**Task data:**
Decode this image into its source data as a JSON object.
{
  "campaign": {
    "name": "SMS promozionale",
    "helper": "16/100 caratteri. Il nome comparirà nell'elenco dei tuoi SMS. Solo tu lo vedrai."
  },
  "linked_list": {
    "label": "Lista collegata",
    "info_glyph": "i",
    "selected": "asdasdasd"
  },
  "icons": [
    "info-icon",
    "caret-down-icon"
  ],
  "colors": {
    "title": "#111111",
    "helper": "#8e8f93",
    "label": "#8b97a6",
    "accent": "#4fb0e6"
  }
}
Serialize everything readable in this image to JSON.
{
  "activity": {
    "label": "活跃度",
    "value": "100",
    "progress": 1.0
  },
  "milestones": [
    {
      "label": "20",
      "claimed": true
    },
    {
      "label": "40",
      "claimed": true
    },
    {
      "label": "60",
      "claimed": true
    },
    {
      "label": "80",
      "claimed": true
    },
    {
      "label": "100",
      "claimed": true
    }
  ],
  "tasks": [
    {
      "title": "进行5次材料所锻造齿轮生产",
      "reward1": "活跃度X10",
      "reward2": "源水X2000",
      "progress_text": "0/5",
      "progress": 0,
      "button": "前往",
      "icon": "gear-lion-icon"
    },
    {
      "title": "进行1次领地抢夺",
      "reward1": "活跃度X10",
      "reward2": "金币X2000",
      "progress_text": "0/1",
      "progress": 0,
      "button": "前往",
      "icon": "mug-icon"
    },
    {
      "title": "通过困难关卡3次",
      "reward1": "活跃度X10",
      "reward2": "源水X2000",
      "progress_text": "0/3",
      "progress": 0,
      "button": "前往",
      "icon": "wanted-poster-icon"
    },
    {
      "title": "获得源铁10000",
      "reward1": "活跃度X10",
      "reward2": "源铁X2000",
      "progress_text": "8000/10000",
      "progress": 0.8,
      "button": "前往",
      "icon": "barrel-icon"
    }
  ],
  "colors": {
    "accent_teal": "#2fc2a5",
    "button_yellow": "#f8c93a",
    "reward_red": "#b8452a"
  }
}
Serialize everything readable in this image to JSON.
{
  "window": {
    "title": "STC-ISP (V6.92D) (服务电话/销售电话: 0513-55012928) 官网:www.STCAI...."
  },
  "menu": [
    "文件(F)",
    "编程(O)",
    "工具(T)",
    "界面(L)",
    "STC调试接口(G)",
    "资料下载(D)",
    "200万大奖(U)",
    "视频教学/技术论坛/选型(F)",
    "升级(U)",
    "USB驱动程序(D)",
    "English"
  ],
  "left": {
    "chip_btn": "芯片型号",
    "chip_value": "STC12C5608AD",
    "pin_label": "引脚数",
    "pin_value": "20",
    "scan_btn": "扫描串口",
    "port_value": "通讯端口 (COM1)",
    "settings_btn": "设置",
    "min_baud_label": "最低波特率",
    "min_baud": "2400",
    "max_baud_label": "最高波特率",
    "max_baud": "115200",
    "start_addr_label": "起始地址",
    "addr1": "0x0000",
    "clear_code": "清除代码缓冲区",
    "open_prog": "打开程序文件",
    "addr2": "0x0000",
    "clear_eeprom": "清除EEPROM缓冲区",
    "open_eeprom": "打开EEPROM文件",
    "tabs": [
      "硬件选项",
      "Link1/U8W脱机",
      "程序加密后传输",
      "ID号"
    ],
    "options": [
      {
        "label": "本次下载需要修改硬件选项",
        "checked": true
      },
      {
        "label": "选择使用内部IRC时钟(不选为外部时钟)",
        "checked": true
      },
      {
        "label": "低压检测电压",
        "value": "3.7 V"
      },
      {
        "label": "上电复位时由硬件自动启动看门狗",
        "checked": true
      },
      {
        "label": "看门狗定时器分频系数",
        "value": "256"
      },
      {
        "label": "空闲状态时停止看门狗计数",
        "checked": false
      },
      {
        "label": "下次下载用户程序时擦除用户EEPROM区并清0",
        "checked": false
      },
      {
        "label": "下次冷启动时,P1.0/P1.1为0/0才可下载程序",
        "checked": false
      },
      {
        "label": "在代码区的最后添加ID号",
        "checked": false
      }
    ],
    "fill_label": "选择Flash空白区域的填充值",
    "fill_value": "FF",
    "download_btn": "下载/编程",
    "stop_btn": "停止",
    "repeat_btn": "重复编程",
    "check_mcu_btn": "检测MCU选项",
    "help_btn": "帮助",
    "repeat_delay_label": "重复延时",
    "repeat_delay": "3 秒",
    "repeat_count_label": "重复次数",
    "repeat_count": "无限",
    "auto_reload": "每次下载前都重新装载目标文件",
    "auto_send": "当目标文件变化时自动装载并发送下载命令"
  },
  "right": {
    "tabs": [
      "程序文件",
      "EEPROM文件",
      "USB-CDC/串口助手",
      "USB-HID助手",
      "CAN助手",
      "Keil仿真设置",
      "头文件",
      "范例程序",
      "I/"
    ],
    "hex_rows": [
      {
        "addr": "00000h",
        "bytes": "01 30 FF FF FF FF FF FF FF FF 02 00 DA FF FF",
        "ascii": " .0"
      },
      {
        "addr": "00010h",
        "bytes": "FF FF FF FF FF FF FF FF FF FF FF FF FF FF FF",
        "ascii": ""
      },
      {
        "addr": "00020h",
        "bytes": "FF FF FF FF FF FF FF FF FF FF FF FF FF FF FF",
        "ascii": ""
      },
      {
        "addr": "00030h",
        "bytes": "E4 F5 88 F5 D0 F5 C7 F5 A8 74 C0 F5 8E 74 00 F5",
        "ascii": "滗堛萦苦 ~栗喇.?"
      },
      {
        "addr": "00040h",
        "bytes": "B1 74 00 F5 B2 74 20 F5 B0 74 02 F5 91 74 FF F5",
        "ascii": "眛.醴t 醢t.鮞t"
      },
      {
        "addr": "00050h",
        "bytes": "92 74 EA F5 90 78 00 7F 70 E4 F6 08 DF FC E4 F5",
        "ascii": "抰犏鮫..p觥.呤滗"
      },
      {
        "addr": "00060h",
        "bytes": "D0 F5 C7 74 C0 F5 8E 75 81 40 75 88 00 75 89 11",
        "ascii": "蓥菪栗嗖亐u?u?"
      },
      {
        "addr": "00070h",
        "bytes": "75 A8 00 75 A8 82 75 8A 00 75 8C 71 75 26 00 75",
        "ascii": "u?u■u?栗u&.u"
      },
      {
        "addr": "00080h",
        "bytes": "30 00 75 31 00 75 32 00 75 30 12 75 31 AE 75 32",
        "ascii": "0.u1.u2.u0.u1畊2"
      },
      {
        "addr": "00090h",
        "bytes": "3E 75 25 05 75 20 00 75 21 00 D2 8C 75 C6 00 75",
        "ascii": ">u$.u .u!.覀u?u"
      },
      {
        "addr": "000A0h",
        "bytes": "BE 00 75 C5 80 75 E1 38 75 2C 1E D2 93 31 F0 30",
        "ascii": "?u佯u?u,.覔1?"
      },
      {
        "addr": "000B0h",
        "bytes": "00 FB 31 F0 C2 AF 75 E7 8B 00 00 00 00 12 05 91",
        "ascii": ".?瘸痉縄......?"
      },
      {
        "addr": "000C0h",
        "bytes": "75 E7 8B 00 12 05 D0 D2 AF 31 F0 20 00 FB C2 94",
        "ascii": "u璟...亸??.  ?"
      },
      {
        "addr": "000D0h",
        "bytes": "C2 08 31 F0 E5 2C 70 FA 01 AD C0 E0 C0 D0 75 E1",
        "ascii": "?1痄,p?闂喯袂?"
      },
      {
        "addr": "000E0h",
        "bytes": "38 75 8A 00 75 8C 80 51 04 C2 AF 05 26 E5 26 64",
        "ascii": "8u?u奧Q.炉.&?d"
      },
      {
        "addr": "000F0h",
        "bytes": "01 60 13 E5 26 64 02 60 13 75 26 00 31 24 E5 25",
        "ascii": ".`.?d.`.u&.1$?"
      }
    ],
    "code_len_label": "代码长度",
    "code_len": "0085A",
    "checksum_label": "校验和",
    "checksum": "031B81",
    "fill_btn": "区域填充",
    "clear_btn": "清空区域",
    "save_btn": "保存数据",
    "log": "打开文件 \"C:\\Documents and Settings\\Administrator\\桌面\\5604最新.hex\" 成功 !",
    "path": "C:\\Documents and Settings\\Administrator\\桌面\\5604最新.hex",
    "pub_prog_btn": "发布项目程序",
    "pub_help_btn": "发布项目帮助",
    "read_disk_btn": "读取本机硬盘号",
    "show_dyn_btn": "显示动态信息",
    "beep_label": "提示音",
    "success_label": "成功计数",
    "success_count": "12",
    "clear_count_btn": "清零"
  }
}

**Exercise directions:**
Using the listing above, gather each line that holds the string "Administrator" and copy it.

**Response to the task:**
    "log": "打开文件 \"C:\\Documents and Settings\\Administrator\\桌面\\5604最新.hex\" 成功 !",
    "path": "C:\\Documents and Settings\\Administrator\\桌面\\5604最新.hex",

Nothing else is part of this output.